— BEGIN Dataset content —

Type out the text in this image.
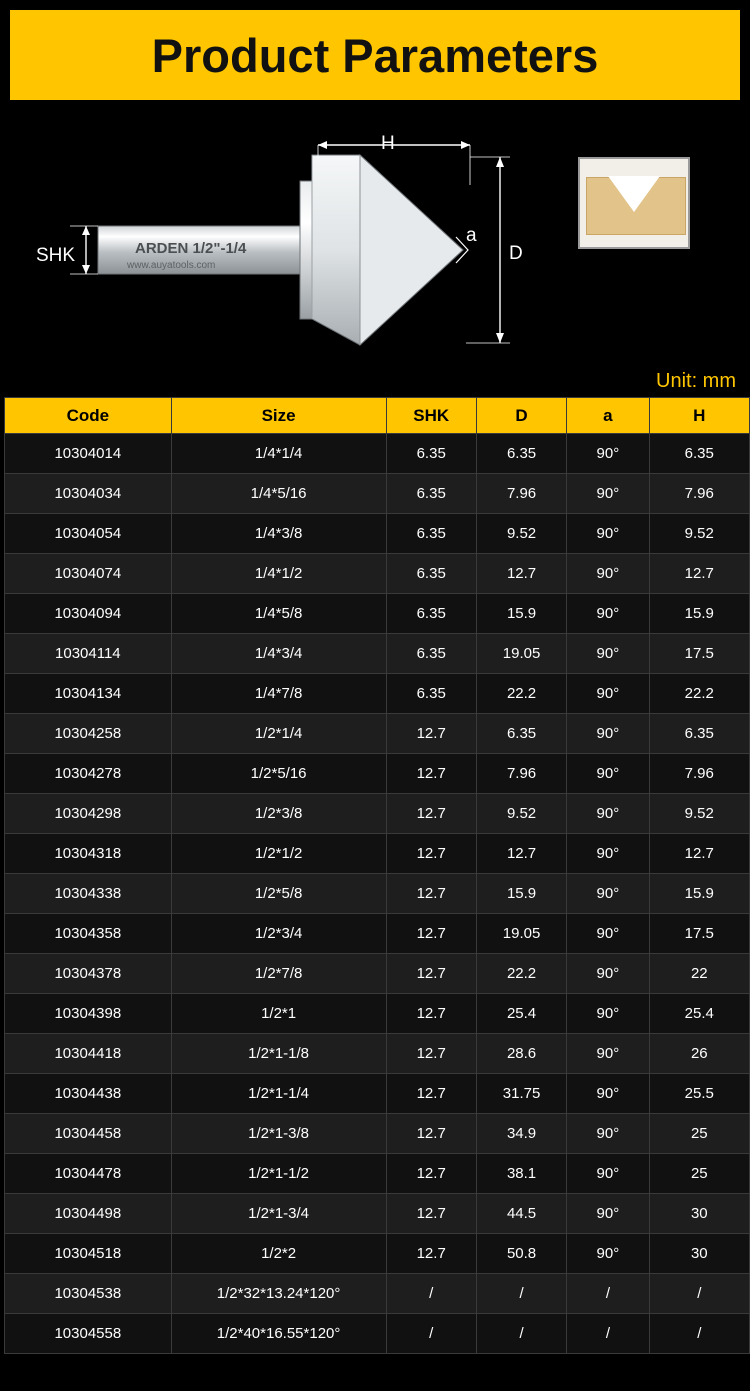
Product Parameters
ARDEN 1/2"-1/4
www.auyatools.com
SHK
H
a
D
Unit: mm
Code	Size	SHK	D	a	H
10304014	1/4*1/4	6.35	6.35	90°	6.35
10304034	1/4*5/16	6.35	7.96	90°	7.96
10304054	1/4*3/8	6.35	9.52	90°	9.52
10304074	1/4*1/2	6.35	12.7	90°	12.7
10304094	1/4*5/8	6.35	15.9	90°	15.9
10304114	1/4*3/4	6.35	19.05	90°	17.5
10304134	1/4*7/8	6.35	22.2	90°	22.2
10304258	1/2*1/4	12.7	6.35	90°	6.35
10304278	1/2*5/16	12.7	7.96	90°	7.96
10304298	1/2*3/8	12.7	9.52	90°	9.52
10304318	1/2*1/2	12.7	12.7	90°	12.7
10304338	1/2*5/8	12.7	15.9	90°	15.9
10304358	1/2*3/4	12.7	19.05	90°	17.5
10304378	1/2*7/8	12.7	22.2	90°	22
10304398	1/2*1	12.7	25.4	90°	25.4
10304418	1/2*1-1/8	12.7	28.6	90°	26
10304438	1/2*1-1/4	12.7	31.75	90°	25.5
10304458	1/2*1-3/8	12.7	34.9	90°	25
10304478	1/2*1-1/2	12.7	38.1	90°	25
10304498	1/2*1-3/4	12.7	44.5	90°	30
10304518	1/2*2	12.7	50.8	90°	30
10304538	1/2*32*13.24*120°	/	/	/	/
10304558	1/2*40*16.55*120°	/	/	/	/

— END Dataset content —

Please write out all of the material above without changing a word, and omit any pictures.

Type out the text in this image.
Product Parameters
ARDEN 1/2"-1/4
www.auyatools.com
SHK
H
a
D
Unit: mm
Code	Size	SHK	D	a	H
10304014	1/4*1/4	6.35	6.35	90°	6.35
10304034	1/4*5/16	6.35	7.96	90°	7.96
10304054	1/4*3/8	6.35	9.52	90°	9.52
10304074	1/4*1/2	6.35	12.7	90°	12.7
10304094	1/4*5/8	6.35	15.9	90°	15.9
10304114	1/4*3/4	6.35	19.05	90°	17.5
10304134	1/4*7/8	6.35	22.2	90°	22.2
10304258	1/2*1/4	12.7	6.35	90°	6.35
10304278	1/2*5/16	12.7	7.96	90°	7.96
10304298	1/2*3/8	12.7	9.52	90°	9.52
10304318	1/2*1/2	12.7	12.7	90°	12.7
10304338	1/2*5/8	12.7	15.9	90°	15.9
10304358	1/2*3/4	12.7	19.05	90°	17.5
10304378	1/2*7/8	12.7	22.2	90°	22
10304398	1/2*1	12.7	25.4	90°	25.4
10304418	1/2*1-1/8	12.7	28.6	90°	26
10304438	1/2*1-1/4	12.7	31.75	90°	25.5
10304458	1/2*1-3/8	12.7	34.9	90°	25
10304478	1/2*1-1/2	12.7	38.1	90°	25
10304498	1/2*1-3/4	12.7	44.5	90°	30
10304518	1/2*2	12.7	50.8	90°	30
10304538	1/2*32*13.24*120°	/	/	/	/
10304558	1/2*40*16.55*120°	/	/	/	/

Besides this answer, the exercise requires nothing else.